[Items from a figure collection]
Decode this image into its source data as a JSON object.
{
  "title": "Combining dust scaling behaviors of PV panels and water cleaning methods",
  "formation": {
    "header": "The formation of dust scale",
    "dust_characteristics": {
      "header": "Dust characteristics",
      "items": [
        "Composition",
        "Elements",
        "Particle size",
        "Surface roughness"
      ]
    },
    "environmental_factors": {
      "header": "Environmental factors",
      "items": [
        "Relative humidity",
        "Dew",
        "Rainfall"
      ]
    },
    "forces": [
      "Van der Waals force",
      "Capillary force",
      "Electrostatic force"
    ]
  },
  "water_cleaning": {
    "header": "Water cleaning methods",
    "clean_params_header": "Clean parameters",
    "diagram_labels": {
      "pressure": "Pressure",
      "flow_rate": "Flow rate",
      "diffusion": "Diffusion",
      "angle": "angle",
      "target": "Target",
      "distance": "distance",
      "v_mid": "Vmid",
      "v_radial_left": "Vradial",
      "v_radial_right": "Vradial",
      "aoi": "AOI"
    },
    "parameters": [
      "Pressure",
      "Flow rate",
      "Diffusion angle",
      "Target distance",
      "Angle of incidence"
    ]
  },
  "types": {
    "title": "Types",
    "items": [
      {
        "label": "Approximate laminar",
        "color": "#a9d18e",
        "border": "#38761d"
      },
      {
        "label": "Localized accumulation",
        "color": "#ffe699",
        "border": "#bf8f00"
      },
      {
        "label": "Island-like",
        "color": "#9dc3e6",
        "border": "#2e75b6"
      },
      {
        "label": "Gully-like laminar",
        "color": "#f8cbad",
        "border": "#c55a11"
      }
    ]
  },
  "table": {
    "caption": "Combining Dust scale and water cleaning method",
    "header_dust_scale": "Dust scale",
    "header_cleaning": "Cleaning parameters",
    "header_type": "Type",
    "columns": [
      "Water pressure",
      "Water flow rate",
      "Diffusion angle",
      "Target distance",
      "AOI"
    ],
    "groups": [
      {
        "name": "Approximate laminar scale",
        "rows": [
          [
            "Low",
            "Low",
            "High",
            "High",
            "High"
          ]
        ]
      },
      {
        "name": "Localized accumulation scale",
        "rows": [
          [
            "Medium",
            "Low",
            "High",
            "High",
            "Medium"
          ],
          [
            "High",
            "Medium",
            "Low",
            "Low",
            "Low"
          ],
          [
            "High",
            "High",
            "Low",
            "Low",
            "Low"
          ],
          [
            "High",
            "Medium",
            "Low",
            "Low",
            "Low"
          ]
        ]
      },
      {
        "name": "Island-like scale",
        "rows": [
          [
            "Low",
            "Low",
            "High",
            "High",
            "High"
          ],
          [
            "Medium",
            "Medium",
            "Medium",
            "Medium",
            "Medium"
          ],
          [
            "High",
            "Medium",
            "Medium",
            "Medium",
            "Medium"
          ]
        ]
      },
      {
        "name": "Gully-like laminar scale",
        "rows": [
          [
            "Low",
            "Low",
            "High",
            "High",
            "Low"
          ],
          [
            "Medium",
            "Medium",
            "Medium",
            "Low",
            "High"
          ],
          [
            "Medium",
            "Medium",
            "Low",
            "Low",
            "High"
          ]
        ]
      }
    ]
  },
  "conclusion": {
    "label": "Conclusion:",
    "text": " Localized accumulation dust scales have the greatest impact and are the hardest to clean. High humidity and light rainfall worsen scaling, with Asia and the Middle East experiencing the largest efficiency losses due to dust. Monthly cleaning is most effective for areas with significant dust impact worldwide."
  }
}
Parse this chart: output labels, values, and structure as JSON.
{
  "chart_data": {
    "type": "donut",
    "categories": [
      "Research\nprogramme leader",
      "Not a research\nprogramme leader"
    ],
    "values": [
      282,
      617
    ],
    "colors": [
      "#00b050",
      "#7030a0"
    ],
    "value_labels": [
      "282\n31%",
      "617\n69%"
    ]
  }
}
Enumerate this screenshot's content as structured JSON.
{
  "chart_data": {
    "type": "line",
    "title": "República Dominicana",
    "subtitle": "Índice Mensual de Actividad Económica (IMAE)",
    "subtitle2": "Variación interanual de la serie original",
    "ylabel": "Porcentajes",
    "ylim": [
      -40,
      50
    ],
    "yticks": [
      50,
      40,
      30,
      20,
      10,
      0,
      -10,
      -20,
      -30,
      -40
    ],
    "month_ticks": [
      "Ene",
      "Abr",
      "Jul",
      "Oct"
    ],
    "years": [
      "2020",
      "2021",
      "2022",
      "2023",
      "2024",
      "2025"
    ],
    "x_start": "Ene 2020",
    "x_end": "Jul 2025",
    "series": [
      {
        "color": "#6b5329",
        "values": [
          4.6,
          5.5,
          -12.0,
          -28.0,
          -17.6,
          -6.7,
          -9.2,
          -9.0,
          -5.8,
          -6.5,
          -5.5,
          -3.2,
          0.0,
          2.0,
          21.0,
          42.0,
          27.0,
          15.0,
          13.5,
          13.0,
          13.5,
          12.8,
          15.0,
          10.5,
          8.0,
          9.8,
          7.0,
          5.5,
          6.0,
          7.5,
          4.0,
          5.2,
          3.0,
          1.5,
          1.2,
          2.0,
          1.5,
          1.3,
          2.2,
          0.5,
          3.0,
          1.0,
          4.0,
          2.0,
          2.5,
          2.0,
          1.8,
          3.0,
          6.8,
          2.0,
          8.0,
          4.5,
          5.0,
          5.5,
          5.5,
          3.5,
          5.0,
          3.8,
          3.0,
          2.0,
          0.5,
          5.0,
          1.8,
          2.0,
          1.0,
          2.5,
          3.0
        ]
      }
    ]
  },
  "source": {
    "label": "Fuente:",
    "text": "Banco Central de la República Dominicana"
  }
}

• _DIRECTIONS FOR THIS TASK_: Extract the data exactly as given.

• _THE OUTPUT_:
Decode this image into its source data as a JSON object.
{
  "title": "Combining dust scaling behaviors of PV panels and water cleaning methods",
  "formation": {
    "header": "The formation of dust scale",
    "dust_characteristics": {
      "header": "Dust characteristics",
      "items": [
        "Composition",
        "Elements",
        "Particle size",
        "Surface roughness"
      ]
    },
    "environmental_factors": {
      "header": "Environmental factors",
      "items": [
        "Relative humidity",
        "Dew",
        "Rainfall"
      ]
    },
    "forces": [
      "Van der Waals force",
      "Capillary force",
      "Electrostatic force"
    ]
  },
  "water_cleaning": {
    "header": "Water cleaning methods",
    "clean_params_header": "Clean parameters",
    "diagram_labels": {
      "pressure": "Pressure",
      "flow_rate": "Flow rate",
      "diffusion": "Diffusion",
      "angle": "angle",
      "target": "Target",
      "distance": "distance",
      "v_mid": "Vmid",
      "v_radial_left": "Vradial",
      "v_radial_right": "Vradial",
      "aoi": "AOI"
    },
    "parameters": [
      "Pressure",
      "Flow rate",
      "Diffusion angle",
      "Target distance",
      "Angle of incidence"
    ]
  },
  "types": {
    "title": "Types",
    "items": [
      {
        "label": "Approximate laminar",
        "color": "#a9d18e",
        "border": "#38761d"
      },
      {
        "label": "Localized accumulation",
        "color": "#ffe699",
        "border": "#bf8f00"
      },
      {
        "label": "Island-like",
        "color": "#9dc3e6",
        "border": "#2e75b6"
      },
      {
        "label": "Gully-like laminar",
        "color": "#f8cbad",
        "border": "#c55a11"
      }
    ]
  },
  "table": {
    "caption": "Combining Dust scale and water cleaning method",
    "header_dust_scale": "Dust scale",
    "header_cleaning": "Cleaning parameters",
    "header_type": "Type",
    "columns": [
      "Water pressure",
      "Water flow rate",
      "Diffusion angle",
      "Target distance",
      "AOI"
    ],
    "groups": [
      {
        "name": "Approximate laminar scale",
        "rows": [
          [
            "Low",
            "Low",
            "High",
            "High",
            "High"
          ]
        ]
      },
      {
        "name": "Localized accumulation scale",
        "rows": [
          [
            "Medium",
            "Low",
            "High",
            "High",
            "Medium"
          ],
          [
            "High",
            "Medium",
            "Low",
            "Low",
            "Low"
          ],
          [
            "High",
            "High",
            "Low",
            "Low",
            "Low"
          ],
          [
            "High",
            "Medium",
            "Low",
            "Low",
            "Low"
          ]
        ]
      },
      {
        "name": "Island-like scale",
        "rows": [
          [
            "Low",
            "Low",
            "High",
            "High",
            "High"
          ],
          [
            "Medium",
            "Medium",
            "Medium",
            "Medium",
            "Medium"
          ],
          [
            "High",
            "Medium",
            "Medium",
            "Medium",
            "Medium"
          ]
        ]
      },
      {
        "name": "Gully-like laminar scale",
        "rows": [
          [
            "Low",
            "Low",
            "High",
            "High",
            "Low"
          ],
          [
            "Medium",
            "Medium",
            "Medium",
            "Low",
            "High"
          ],
          [
            "Medium",
            "Medium",
            "Low",
            "Low",
            "High"
          ]
        ]
      }
    ]
  },
  "conclusion": {
    "label": "Conclusion:",
    "text": " Localized accumulation dust scales have the greatest impact and are the hardest to clean. High humidity and light rainfall worsen scaling, with Asia and the Middle East experiencing the largest efficiency losses due to dust. Monthly cleaning is most effective for areas with significant dust impact worldwide."
  }
}
Parse this chart: output labels, values, and structure as JSON.
{
  "chart_data": {
    "type": "donut",
    "categories": [
      "Research\nprogramme leader",
      "Not a research\nprogramme leader"
    ],
    "values": [
      282,
      617
    ],
    "colors": [
      "#00b050",
      "#7030a0"
    ],
    "value_labels": [
      "282\n31%",
      "617\n69%"
    ]
  }
}
Enumerate this screenshot's content as structured JSON.
{
  "chart_data": {
    "type": "line",
    "title": "República Dominicana",
    "subtitle": "Índice Mensual de Actividad Económica (IMAE)",
    "subtitle2": "Variación interanual de la serie original",
    "ylabel": "Porcentajes",
    "ylim": [
      -40,
      50
    ],
    "yticks": [
      50,
      40,
      30,
      20,
      10,
      0,
      -10,
      -20,
      -30,
      -40
    ],
    "month_ticks": [
      "Ene",
      "Abr",
      "Jul",
      "Oct"
    ],
    "years": [
      "2020",
      "2021",
      "2022",
      "2023",
      "2024",
      "2025"
    ],
    "x_start": "Ene 2020",
    "x_end": "Jul 2025",
    "series": [
      {
        "color": "#6b5329",
        "values": [
          4.6,
          5.5,
          -12.0,
          -28.0,
          -17.6,
          -6.7,
          -9.2,
          -9.0,
          -5.8,
          -6.5,
          -5.5,
          -3.2,
          0.0,
          2.0,
          21.0,
          42.0,
          27.0,
          15.0,
          13.5,
          13.0,
          13.5,
          12.8,
          15.0,
          10.5,
          8.0,
          9.8,
          7.0,
          5.5,
          6.0,
          7.5,
          4.0,
          5.2,
          3.0,
          1.5,
          1.2,
          2.0,
          1.5,
          1.3,
          2.2,
          0.5,
          3.0,
          1.0,
          4.0,
          2.0,
          2.5,
          2.0,
          1.8,
          3.0,
          6.8,
          2.0,
          8.0,
          4.5,
          5.0,
          5.5,
          5.5,
          3.5,
          5.0,
          3.8,
          3.0,
          2.0,
          0.5,
          5.0,
          1.8,
          2.0,
          1.0,
          2.5,
          3.0
        ]
      }
    ]
  },
  "source": {
    "label": "Fuente:",
    "text": "Banco Central de la República Dominicana"
  }
}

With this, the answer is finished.